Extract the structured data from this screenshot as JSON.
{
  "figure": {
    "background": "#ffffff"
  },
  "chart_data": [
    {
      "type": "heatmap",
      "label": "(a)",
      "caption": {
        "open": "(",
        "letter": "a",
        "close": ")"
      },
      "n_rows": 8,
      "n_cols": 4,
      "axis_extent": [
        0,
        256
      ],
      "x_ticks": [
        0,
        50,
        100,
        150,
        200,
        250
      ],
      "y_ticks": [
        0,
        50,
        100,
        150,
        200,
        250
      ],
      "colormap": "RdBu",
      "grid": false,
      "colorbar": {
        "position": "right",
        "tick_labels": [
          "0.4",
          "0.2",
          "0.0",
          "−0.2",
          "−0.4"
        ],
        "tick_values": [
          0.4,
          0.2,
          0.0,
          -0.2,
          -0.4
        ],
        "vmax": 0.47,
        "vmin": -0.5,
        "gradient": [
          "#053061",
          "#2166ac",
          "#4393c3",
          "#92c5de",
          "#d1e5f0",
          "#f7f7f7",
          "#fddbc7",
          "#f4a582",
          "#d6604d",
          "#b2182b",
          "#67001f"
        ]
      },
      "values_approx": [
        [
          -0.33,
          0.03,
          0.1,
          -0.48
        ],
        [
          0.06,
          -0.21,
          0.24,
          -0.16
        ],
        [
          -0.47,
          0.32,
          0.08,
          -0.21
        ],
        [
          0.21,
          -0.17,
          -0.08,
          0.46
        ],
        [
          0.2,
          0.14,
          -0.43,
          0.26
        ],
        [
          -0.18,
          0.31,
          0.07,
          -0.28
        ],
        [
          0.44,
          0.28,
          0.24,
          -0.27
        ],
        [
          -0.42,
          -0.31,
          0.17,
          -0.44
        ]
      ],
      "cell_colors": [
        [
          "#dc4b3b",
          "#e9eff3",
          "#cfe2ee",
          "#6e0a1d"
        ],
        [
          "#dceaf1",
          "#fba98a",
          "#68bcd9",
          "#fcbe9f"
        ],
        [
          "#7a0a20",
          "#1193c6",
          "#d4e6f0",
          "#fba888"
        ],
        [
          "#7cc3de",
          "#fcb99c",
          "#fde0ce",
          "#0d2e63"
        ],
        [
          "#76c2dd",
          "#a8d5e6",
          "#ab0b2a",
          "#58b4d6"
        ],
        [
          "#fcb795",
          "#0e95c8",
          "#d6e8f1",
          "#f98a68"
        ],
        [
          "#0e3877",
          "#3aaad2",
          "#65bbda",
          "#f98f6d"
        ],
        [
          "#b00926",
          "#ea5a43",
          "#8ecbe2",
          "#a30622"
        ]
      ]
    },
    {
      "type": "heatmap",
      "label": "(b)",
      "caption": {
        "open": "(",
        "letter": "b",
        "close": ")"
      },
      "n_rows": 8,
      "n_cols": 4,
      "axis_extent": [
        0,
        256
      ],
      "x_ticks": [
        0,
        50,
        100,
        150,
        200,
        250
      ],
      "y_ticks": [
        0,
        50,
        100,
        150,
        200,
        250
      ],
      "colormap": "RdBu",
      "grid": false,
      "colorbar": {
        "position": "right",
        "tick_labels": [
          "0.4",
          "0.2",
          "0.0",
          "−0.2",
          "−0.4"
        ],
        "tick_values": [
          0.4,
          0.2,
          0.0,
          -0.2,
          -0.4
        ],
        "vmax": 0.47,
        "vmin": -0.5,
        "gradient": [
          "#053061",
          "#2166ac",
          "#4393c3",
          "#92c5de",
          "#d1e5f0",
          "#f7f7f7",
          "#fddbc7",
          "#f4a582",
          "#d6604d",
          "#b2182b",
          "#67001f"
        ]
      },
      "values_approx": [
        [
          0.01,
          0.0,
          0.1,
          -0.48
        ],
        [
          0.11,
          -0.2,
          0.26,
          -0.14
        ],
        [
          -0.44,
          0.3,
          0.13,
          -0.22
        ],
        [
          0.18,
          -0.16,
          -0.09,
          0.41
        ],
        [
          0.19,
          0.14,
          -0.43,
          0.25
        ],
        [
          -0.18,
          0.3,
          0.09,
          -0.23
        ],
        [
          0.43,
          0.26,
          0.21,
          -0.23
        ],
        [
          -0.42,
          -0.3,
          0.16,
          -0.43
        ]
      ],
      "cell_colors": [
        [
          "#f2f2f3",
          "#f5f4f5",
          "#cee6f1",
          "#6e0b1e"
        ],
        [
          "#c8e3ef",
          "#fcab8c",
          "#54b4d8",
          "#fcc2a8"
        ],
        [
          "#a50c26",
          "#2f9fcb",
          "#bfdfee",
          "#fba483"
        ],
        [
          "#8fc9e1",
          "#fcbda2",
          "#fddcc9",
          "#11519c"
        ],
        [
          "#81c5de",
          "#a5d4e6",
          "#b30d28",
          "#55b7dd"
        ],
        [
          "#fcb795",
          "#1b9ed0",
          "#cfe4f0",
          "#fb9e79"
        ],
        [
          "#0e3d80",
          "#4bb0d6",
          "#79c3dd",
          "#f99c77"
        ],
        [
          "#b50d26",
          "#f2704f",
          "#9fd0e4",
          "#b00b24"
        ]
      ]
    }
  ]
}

+++

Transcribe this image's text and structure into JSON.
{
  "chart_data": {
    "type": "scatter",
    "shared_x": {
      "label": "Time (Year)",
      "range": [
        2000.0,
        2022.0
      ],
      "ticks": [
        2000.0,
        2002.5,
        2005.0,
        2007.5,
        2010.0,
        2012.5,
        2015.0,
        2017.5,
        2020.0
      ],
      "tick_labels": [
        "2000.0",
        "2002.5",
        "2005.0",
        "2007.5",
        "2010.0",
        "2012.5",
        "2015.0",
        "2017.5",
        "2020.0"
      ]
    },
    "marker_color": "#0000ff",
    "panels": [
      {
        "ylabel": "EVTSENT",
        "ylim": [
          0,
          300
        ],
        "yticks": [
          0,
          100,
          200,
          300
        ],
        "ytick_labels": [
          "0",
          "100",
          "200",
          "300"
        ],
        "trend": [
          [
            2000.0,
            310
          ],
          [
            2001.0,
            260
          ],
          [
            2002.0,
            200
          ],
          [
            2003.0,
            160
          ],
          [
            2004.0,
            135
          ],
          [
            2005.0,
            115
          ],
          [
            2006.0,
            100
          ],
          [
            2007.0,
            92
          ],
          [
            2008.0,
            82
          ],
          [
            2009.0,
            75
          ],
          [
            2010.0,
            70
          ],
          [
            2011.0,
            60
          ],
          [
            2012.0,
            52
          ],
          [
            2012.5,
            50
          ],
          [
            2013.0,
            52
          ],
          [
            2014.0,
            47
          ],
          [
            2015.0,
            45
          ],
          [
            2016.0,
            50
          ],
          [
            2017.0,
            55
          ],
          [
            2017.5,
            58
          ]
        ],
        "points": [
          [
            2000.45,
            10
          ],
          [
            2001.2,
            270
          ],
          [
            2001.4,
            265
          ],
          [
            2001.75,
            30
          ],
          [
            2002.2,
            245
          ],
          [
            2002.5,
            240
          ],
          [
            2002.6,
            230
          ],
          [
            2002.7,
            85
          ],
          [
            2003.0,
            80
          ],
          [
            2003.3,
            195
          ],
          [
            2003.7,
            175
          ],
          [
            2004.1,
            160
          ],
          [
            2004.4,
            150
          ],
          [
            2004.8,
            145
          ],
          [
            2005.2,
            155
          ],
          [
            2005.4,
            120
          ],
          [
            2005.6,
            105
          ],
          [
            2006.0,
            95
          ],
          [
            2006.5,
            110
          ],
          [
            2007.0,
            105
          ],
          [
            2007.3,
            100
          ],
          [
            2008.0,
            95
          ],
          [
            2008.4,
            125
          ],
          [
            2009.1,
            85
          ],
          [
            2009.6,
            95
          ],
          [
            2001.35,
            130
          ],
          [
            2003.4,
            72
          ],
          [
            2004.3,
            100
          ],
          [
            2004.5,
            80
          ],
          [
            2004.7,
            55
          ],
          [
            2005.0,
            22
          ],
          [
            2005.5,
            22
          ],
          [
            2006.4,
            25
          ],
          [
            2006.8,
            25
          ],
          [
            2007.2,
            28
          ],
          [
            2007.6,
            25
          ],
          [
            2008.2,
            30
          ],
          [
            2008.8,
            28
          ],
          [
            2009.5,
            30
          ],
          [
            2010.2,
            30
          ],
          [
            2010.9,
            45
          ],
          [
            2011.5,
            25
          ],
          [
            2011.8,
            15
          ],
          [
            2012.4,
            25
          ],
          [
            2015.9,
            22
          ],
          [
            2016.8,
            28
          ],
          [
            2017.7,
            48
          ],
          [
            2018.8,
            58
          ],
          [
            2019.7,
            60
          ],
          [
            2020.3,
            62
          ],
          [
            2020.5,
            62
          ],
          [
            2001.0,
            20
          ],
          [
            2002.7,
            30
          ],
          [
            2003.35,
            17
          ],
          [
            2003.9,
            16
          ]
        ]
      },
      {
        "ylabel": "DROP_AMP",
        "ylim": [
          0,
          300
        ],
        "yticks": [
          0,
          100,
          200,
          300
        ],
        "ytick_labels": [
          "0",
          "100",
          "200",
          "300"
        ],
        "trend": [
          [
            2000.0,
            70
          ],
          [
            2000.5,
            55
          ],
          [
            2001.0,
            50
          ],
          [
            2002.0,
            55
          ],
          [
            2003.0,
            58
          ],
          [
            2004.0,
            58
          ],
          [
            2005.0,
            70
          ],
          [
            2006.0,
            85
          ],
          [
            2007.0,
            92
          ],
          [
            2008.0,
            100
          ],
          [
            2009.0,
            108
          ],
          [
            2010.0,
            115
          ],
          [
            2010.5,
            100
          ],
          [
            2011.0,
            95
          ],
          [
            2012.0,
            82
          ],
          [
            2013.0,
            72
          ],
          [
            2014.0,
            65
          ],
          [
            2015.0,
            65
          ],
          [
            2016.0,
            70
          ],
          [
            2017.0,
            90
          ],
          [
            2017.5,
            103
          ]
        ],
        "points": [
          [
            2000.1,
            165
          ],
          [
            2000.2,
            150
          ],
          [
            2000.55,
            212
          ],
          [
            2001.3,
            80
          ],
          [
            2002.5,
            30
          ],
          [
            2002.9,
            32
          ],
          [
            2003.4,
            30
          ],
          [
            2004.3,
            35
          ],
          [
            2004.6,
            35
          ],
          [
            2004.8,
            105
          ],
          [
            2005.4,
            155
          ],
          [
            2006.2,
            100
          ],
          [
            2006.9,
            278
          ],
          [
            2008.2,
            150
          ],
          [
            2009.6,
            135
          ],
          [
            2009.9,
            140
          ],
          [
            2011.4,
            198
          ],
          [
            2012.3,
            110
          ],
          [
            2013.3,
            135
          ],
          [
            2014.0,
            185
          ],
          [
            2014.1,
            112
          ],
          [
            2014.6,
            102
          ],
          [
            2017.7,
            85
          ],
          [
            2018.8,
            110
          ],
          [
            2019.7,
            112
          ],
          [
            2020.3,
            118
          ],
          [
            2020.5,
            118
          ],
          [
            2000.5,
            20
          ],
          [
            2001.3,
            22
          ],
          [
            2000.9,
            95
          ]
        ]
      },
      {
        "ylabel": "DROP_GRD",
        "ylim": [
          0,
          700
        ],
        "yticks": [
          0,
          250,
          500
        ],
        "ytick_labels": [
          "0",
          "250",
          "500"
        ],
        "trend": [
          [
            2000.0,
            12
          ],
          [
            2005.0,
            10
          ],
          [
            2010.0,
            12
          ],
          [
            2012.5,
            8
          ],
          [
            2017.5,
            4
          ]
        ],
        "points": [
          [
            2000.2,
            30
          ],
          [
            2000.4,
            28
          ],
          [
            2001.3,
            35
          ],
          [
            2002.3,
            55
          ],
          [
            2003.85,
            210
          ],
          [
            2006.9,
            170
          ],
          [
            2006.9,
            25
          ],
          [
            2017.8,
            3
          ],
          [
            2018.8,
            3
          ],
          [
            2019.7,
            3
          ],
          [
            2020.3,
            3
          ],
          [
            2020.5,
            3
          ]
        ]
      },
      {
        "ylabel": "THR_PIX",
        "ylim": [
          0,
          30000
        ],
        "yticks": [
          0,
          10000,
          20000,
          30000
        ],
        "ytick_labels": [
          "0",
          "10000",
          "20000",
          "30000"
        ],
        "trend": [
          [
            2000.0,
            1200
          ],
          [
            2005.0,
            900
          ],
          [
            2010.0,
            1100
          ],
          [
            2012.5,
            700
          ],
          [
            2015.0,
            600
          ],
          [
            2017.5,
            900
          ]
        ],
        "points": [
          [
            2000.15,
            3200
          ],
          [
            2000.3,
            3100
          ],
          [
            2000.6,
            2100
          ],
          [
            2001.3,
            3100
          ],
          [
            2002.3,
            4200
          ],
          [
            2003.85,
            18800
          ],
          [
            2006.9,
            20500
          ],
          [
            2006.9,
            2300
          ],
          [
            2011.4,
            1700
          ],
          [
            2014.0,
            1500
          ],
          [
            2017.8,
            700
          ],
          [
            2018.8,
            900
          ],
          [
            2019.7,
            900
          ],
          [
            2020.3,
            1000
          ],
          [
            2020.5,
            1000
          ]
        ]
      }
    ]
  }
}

+++

| Set problem |
Whenever "this" turns up in a line, pick that line out.

| Exercise answer |
Extract the structured data from this screenshot as JSON.
Transcribe this image's text and structure into JSON.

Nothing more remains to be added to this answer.